**Exercise input**:
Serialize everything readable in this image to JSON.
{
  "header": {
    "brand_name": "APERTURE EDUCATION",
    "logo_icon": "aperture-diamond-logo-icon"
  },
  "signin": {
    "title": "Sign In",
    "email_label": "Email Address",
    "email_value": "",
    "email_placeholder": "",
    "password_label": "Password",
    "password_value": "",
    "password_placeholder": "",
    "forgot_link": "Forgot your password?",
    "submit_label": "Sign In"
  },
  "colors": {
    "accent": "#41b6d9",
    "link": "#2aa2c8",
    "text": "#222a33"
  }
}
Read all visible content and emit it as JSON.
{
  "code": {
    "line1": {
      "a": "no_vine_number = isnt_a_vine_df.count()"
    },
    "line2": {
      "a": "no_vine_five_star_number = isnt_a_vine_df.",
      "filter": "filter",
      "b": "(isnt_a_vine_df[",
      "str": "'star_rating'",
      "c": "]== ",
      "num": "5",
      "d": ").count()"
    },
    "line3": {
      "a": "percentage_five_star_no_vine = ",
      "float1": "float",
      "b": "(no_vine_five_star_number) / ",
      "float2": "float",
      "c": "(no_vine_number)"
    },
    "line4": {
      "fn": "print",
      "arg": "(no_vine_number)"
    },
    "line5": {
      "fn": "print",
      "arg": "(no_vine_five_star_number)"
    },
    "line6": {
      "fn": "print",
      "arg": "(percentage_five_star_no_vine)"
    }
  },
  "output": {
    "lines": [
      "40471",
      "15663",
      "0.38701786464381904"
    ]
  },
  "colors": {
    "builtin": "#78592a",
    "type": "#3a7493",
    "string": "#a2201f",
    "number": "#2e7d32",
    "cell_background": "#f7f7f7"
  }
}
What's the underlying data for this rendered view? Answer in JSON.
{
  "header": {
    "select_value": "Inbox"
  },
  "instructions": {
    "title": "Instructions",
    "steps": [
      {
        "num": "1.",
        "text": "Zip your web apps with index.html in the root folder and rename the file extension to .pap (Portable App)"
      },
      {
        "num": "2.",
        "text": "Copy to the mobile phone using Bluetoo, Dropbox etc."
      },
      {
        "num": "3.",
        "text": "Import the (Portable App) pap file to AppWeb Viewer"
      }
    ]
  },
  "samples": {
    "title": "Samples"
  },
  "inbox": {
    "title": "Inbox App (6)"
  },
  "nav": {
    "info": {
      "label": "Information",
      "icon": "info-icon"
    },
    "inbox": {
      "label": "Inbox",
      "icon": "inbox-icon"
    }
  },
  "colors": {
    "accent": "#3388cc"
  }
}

**Task**:
Filter the listing above for the string "icon" and copy every matching line.

**Full response**:
    "logo_icon": "aperture-diamond-logo-icon"
      "icon": "info-icon"
      "icon": "inbox-icon"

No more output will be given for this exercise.